PROMPT
Tally every line of the listing where the string "this" is found, and state the total alone.

RAW DATA
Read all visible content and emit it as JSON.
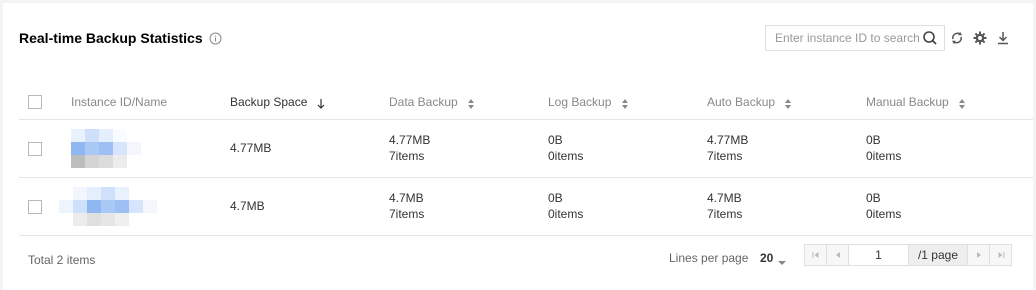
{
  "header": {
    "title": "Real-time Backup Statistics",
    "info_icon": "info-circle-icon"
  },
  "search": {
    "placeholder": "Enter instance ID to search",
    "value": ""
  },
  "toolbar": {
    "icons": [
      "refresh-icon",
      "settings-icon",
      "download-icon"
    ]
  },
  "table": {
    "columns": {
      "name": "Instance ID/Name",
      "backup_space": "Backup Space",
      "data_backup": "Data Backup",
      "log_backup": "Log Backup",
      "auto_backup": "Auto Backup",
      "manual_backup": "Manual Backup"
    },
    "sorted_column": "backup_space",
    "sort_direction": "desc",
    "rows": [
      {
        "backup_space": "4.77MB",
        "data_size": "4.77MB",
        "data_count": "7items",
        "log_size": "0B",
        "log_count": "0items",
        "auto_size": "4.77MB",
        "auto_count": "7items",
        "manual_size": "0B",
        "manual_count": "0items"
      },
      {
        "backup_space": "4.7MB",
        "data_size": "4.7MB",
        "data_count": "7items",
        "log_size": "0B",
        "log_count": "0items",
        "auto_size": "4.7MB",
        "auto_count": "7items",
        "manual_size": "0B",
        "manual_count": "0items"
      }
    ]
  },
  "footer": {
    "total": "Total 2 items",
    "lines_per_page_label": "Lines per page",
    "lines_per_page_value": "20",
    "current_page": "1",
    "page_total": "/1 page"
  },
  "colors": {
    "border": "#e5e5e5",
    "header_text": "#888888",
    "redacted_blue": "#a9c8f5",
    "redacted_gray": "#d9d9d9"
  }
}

* * *

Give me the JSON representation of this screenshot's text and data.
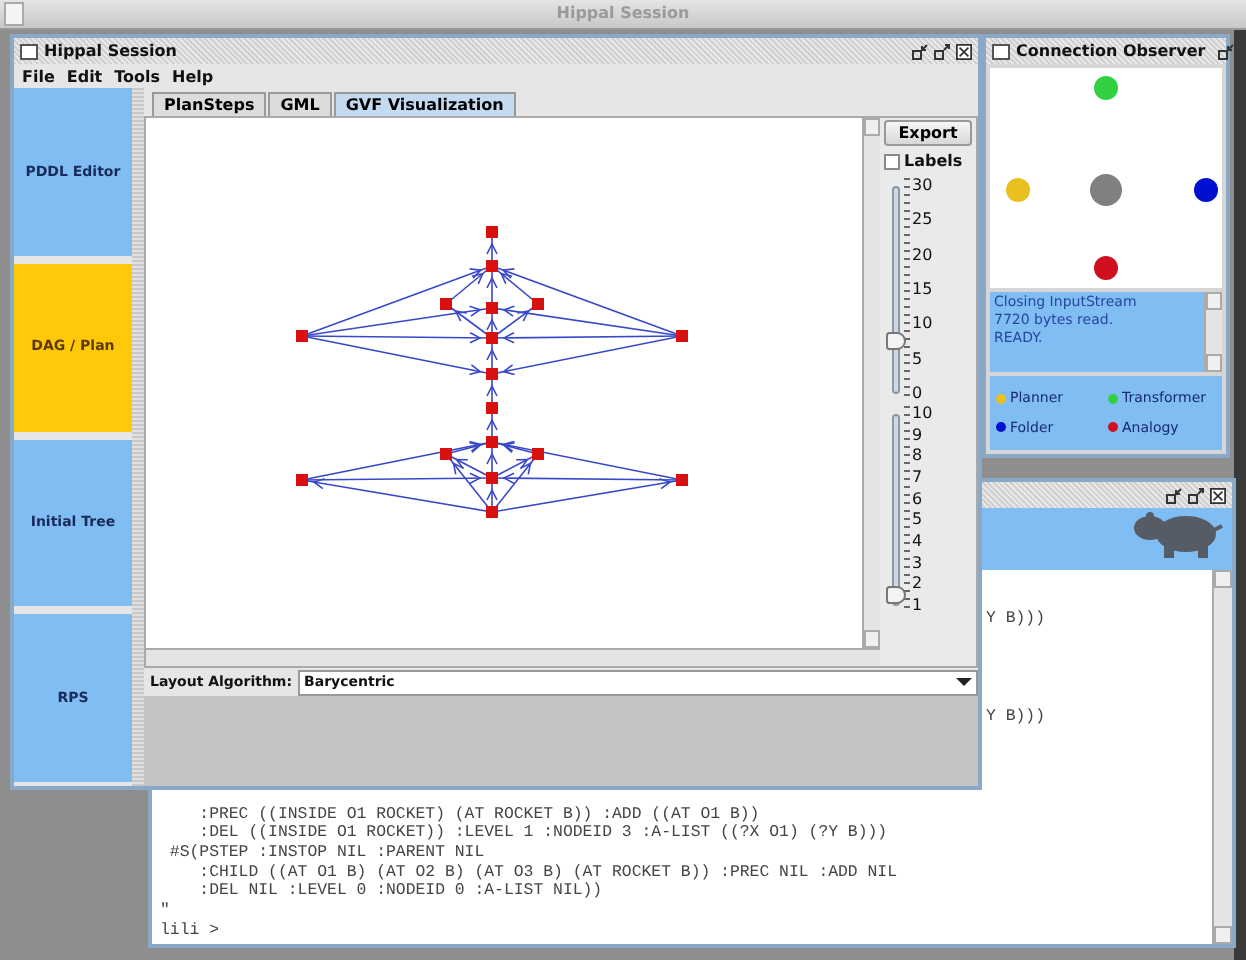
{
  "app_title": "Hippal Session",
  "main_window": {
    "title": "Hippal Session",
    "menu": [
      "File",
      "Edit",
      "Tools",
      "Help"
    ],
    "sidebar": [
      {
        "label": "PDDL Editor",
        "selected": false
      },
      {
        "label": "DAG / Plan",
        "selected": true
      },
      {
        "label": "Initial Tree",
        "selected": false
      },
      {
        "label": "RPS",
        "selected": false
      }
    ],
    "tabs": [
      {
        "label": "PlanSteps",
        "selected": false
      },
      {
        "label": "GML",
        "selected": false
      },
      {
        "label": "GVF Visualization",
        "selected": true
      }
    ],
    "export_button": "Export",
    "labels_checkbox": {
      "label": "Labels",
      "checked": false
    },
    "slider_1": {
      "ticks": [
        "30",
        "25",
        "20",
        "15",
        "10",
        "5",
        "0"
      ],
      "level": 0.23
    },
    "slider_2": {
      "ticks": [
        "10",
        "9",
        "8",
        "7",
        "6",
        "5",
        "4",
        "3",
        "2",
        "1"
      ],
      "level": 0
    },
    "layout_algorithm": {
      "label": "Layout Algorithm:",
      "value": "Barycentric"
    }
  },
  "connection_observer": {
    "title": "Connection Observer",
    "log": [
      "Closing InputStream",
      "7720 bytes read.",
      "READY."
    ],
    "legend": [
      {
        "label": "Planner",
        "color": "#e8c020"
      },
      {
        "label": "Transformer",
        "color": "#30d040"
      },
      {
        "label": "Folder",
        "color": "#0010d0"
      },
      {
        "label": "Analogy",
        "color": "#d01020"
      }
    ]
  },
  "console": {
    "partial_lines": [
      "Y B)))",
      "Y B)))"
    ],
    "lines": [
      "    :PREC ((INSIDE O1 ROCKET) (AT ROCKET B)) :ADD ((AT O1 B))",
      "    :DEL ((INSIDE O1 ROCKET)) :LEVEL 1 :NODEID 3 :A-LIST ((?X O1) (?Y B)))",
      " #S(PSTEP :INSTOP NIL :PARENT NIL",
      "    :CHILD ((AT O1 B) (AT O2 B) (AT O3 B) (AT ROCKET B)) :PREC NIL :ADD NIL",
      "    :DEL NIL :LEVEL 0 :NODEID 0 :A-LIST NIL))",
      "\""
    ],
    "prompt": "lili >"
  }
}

* * *

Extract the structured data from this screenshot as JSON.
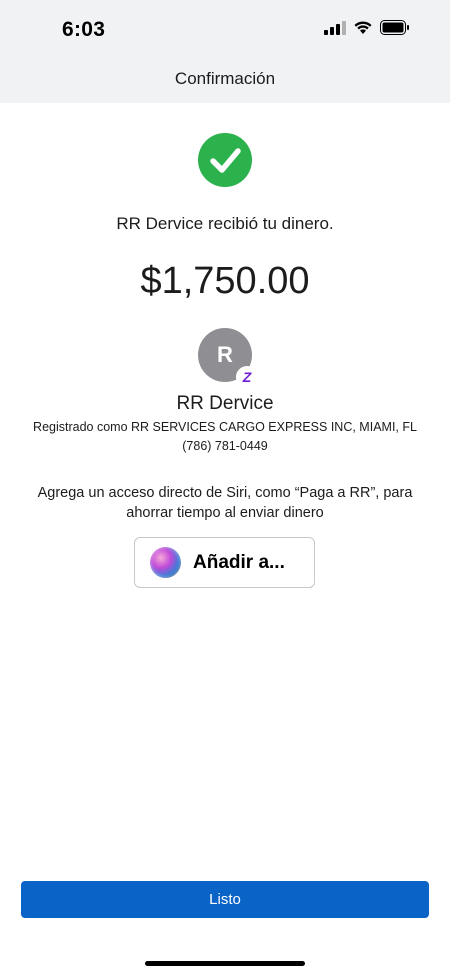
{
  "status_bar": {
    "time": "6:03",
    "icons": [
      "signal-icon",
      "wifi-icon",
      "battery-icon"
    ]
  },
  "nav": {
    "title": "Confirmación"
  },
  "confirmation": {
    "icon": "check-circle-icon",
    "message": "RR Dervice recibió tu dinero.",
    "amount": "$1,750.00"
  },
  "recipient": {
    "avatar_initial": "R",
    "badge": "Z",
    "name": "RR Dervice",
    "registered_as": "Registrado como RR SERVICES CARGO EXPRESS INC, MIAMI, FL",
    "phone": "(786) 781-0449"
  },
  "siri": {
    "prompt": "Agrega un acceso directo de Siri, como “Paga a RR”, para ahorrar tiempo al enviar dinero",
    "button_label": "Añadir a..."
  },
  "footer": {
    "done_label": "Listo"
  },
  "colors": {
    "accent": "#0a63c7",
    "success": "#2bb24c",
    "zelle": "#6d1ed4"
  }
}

CORRECT RESPONSE
2